(Items from a data source)
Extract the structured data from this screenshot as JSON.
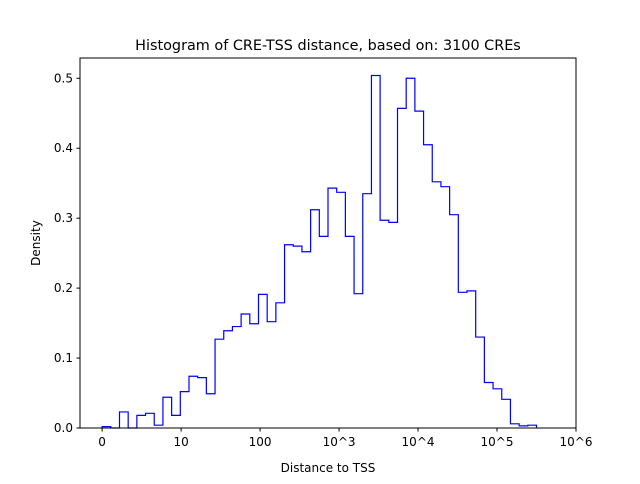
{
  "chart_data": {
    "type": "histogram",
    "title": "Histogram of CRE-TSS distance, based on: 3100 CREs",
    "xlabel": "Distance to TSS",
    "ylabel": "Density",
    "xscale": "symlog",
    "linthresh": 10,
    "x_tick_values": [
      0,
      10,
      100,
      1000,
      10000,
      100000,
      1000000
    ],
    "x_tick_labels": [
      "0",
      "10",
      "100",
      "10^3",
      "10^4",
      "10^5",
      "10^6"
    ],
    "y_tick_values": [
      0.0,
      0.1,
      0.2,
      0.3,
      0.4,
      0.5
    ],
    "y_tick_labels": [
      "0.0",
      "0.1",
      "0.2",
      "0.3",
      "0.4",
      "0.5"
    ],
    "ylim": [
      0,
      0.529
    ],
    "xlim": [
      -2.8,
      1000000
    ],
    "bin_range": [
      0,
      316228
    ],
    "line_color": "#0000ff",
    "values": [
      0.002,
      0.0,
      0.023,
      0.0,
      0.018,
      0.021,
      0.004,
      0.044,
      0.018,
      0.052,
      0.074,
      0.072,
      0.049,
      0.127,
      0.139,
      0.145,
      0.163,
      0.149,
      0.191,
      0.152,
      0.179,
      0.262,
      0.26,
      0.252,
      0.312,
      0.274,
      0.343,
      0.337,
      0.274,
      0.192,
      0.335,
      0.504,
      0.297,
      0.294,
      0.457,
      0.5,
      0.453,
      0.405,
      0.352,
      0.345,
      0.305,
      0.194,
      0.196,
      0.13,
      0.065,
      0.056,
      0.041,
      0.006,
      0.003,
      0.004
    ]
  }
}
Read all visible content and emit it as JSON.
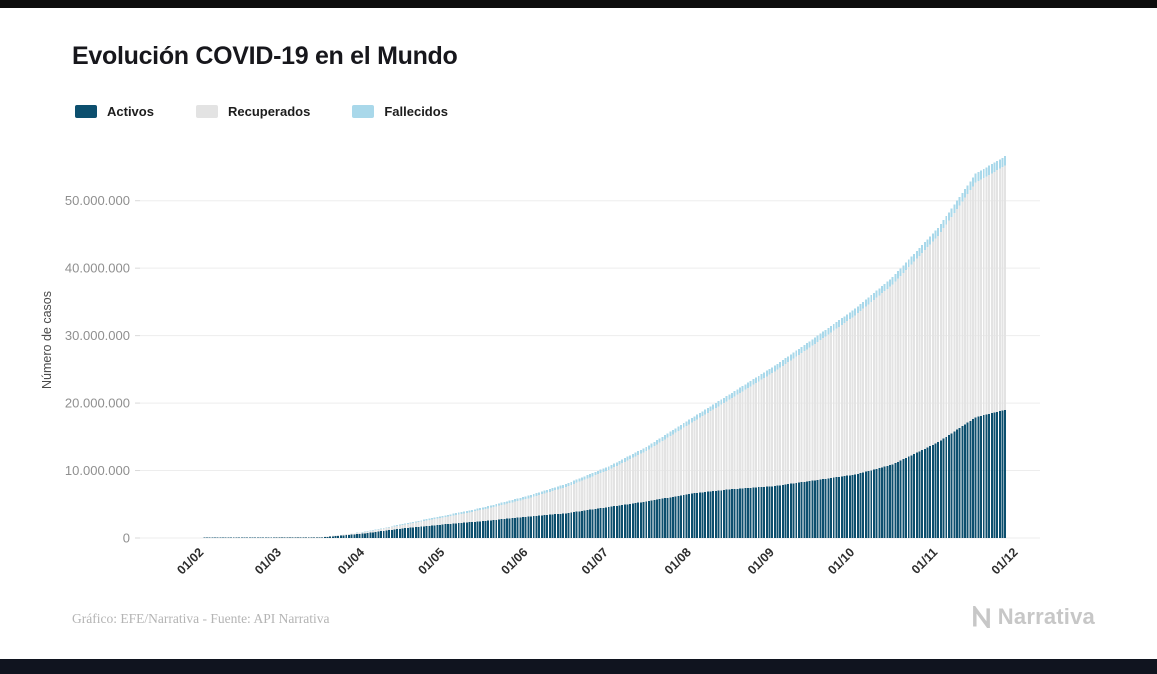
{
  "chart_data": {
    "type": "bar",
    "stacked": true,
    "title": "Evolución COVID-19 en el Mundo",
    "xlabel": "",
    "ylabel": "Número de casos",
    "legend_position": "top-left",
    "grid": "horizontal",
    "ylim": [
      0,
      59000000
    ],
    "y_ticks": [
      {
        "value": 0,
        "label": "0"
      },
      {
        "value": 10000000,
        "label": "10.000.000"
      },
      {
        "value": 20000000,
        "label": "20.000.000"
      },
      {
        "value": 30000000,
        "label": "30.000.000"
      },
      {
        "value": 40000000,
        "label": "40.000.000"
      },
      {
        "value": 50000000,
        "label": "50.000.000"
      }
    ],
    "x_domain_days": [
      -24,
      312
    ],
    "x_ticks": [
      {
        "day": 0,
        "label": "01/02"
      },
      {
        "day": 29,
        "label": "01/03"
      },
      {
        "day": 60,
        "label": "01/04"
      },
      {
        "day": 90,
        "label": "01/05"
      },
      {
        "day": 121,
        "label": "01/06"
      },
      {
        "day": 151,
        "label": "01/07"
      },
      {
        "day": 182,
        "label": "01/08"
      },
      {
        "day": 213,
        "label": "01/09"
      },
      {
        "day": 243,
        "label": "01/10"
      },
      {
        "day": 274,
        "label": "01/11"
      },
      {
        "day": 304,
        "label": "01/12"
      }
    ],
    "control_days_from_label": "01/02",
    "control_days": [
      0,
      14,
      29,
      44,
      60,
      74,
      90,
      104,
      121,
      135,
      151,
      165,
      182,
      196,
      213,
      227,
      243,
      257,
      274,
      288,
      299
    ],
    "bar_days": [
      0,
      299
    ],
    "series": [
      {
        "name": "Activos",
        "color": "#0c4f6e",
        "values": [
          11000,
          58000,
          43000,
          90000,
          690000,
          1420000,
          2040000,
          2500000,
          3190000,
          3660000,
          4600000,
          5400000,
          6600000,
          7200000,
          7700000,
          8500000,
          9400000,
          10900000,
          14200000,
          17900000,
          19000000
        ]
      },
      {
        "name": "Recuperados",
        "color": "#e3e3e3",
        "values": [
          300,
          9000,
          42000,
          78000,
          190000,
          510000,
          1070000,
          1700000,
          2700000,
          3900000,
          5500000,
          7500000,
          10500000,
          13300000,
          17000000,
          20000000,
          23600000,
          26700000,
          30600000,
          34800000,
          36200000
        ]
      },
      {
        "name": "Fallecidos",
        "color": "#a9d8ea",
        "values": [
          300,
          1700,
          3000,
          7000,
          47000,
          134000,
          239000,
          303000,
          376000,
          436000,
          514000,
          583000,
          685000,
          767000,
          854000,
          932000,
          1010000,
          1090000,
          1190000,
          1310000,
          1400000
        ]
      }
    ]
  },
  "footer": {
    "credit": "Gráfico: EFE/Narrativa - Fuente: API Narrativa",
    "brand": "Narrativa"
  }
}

- To be done
Identify which lines contain the word "Narrativa" and copy each one.

- Exercise solution
    "credit": "Gráfico: EFE/Narrativa - Fuente: API Narrativa",
    "brand": "Narrativa"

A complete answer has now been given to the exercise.